◆ **Goal**: Write out every line of the material exactly as it appears.

◆ **Information supplied**:

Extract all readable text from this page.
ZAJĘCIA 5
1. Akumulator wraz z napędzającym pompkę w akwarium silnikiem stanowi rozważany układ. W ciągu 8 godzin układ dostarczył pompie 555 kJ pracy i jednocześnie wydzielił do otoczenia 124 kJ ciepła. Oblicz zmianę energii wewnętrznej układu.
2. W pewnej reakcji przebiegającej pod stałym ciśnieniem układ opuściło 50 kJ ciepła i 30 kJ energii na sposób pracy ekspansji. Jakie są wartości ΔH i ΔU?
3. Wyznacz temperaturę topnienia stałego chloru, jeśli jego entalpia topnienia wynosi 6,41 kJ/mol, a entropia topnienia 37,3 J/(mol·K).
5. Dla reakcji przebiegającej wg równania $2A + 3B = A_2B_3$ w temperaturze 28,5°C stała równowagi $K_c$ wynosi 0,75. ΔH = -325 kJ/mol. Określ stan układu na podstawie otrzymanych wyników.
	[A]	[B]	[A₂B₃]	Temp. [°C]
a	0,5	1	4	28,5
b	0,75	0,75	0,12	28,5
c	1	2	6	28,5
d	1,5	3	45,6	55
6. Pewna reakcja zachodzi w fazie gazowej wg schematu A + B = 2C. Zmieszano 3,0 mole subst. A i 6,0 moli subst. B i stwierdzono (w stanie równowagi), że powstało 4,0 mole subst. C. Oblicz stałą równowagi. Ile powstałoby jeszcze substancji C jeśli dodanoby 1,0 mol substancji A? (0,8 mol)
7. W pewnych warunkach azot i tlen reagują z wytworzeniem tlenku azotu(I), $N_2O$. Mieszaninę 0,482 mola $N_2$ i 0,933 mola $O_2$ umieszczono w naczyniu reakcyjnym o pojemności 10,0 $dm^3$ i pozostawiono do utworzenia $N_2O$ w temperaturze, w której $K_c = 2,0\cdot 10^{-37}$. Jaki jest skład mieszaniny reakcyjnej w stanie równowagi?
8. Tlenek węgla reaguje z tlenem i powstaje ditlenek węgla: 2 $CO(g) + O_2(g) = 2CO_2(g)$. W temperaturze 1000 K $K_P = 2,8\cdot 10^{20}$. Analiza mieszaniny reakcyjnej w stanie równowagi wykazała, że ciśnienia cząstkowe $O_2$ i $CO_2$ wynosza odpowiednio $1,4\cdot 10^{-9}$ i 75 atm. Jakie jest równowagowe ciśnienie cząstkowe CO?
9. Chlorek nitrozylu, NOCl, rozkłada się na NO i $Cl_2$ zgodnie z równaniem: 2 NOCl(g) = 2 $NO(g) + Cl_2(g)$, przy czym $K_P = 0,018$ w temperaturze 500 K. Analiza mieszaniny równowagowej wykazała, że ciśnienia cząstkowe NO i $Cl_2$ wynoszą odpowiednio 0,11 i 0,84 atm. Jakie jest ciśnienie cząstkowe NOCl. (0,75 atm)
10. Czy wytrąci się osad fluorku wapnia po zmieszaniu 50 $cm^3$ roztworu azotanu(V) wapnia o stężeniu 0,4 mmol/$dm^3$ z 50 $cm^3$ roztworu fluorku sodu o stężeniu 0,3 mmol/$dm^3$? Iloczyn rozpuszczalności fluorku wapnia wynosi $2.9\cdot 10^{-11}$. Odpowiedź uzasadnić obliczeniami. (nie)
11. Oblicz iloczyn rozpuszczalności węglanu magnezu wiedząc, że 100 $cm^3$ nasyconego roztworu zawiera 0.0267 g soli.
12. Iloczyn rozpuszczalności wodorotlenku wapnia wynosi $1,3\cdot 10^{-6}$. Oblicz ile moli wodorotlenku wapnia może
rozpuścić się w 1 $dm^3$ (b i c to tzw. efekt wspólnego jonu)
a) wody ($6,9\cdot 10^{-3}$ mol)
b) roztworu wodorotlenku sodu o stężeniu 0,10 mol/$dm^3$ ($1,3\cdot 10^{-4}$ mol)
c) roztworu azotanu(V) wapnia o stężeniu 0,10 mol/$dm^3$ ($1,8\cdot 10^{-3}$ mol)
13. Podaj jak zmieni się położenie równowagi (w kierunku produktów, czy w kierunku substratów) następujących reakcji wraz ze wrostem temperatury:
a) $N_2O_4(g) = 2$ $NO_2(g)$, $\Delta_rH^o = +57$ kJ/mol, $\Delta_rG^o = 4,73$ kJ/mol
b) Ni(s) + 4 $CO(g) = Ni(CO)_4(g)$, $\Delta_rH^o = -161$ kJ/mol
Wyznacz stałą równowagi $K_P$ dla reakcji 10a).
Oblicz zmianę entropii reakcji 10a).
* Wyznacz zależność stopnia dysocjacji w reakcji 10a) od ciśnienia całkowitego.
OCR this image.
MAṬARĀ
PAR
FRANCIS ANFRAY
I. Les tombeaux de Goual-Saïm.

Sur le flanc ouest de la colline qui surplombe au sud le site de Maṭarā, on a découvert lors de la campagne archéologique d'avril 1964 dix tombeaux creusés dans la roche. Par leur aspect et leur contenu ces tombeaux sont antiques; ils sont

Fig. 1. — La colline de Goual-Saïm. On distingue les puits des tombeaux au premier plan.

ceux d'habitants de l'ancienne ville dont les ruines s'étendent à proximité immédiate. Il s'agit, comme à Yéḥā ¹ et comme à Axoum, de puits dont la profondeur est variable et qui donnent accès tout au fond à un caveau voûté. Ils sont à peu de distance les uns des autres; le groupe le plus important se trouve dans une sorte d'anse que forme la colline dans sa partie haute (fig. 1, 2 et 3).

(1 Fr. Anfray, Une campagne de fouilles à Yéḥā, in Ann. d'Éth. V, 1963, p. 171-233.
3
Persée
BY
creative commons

◆ **Written response**:
Extract all readable text from this page.
ZAJĘCIA 5
1. Akumulator wraz z napędzającym pompkę w akwarium silnikiem stanowi rozważany układ. W ciągu 8 godzin układ dostarczył pompie 555 kJ pracy i jednocześnie wydzielił do otoczenia 124 kJ ciepła. Oblicz zmianę energii wewnętrznej układu.
2. W pewnej reakcji przebiegającej pod stałym ciśnieniem układ opuściło 50 kJ ciepła i 30 kJ energii na sposób pracy ekspansji. Jakie są wartości ΔH i ΔU?
3. Wyznacz temperaturę topnienia stałego chloru, jeśli jego entalpia topnienia wynosi 6,41 kJ/mol, a entropia topnienia 37,3 J/(mol·K).
5. Dla reakcji przebiegającej wg równania $2A + 3B = A_2B_3$ w temperaturze 28,5°C stała równowagi $K_c$ wynosi 0,75. ΔH = -325 kJ/mol. Określ stan układu na podstawie otrzymanych wyników.
	[A]	[B]	[A₂B₃]	Temp. [°C]
a	0,5	1	4	28,5
b	0,75	0,75	0,12	28,5
c	1	2	6	28,5
d	1,5	3	45,6	55
6. Pewna reakcja zachodzi w fazie gazowej wg schematu A + B = 2C. Zmieszano 3,0 mole subst. A i 6,0 moli subst. B i stwierdzono (w stanie równowagi), że powstało 4,0 mole subst. C. Oblicz stałą równowagi. Ile powstałoby jeszcze substancji C jeśli dodanoby 1,0 mol substancji A? (0,8 mol)
7. W pewnych warunkach azot i tlen reagują z wytworzeniem tlenku azotu(I), $N_2O$. Mieszaninę 0,482 mola $N_2$ i 0,933 mola $O_2$ umieszczono w naczyniu reakcyjnym o pojemności 10,0 $dm^3$ i pozostawiono do utworzenia $N_2O$ w temperaturze, w której $K_c = 2,0\cdot 10^{-37}$. Jaki jest skład mieszaniny reakcyjnej w stanie równowagi?
8. Tlenek węgla reaguje z tlenem i powstaje ditlenek węgla: 2 $CO(g) + O_2(g) = 2CO_2(g)$. W temperaturze 1000 K $K_P = 2,8\cdot 10^{20}$. Analiza mieszaniny reakcyjnej w stanie równowagi wykazała, że ciśnienia cząstkowe $O_2$ i $CO_2$ wynosza odpowiednio $1,4\cdot 10^{-9}$ i 75 atm. Jakie jest równowagowe ciśnienie cząstkowe CO?
9. Chlorek nitrozylu, NOCl, rozkłada się na NO i $Cl_2$ zgodnie z równaniem: 2 NOCl(g) = 2 $NO(g) + Cl_2(g)$, przy czym $K_P = 0,018$ w temperaturze 500 K. Analiza mieszaniny równowagowej wykazała, że ciśnienia cząstkowe NO i $Cl_2$ wynoszą odpowiednio 0,11 i 0,84 atm. Jakie jest ciśnienie cząstkowe NOCl. (0,75 atm)
10. Czy wytrąci się osad fluorku wapnia po zmieszaniu 50 $cm^3$ roztworu azotanu(V) wapnia o stężeniu 0,4 mmol/$dm^3$ z 50 $cm^3$ roztworu fluorku sodu o stężeniu 0,3 mmol/$dm^3$? Iloczyn rozpuszczalności fluorku wapnia wynosi $2.9\cdot 10^{-11}$. Odpowiedź uzasadnić obliczeniami. (nie)
11. Oblicz iloczyn rozpuszczalności węglanu magnezu wiedząc, że 100 $cm^3$ nasyconego roztworu zawiera 0.0267 g soli.
12. Iloczyn rozpuszczalności wodorotlenku wapnia wynosi $1,3\cdot 10^{-6}$. Oblicz ile moli wodorotlenku wapnia może
rozpuścić się w 1 $dm^3$ (b i c to tzw. efekt wspólnego jonu)
a) wody ($6,9\cdot 10^{-3}$ mol)
b) roztworu wodorotlenku sodu o stężeniu 0,10 mol/$dm^3$ ($1,3\cdot 10^{-4}$ mol)
c) roztworu azotanu(V) wapnia o stężeniu 0,10 mol/$dm^3$ ($1,8\cdot 10^{-3}$ mol)
13. Podaj jak zmieni się położenie równowagi (w kierunku produktów, czy w kierunku substratów) następujących reakcji wraz ze wrostem temperatury:
a) $N_2O_4(g) = 2$ $NO_2(g)$, $\Delta_rH^o = +57$ kJ/mol, $\Delta_rG^o = 4,73$ kJ/mol
b) Ni(s) + 4 $CO(g) = Ni(CO)_4(g)$, $\Delta_rH^o = -161$ kJ/mol
Wyznacz stałą równowagi $K_P$ dla reakcji 10a).
Oblicz zmianę entropii reakcji 10a).
* Wyznacz zależność stopnia dysocjacji w reakcji 10a) od ciśnienia całkowitego.
OCR this image.
MAṬARĀ
PAR
FRANCIS ANFRAY
I. Les tombeaux de Goual-Saïm.

Sur le flanc ouest de la colline qui surplombe au sud le site de Maṭarā, on a découvert lors de la campagne archéologique d'avril 1964 dix tombeaux creusés dans la roche. Par leur aspect et leur contenu ces tombeaux sont antiques; ils sont

Fig. 1. — La colline de Goual-Saïm. On distingue les puits des tombeaux au premier plan.

ceux d'habitants de l'ancienne ville dont les ruines s'étendent à proximité immédiate. Il s'agit, comme à Yéḥā ¹ et comme à Axoum, de puits dont la profondeur est variable et qui donnent accès tout au fond à un caveau voûté. Ils sont à peu de distance les uns des autres; le groupe le plus important se trouve dans une sorte d'anse que forme la colline dans sa partie haute (fig. 1, 2 et 3).

(1 Fr. Anfray, Une campagne de fouilles à Yéḥā, in Ann. d'Éth. V, 1963, p. 171-233.
3
Persée
BY
creative commons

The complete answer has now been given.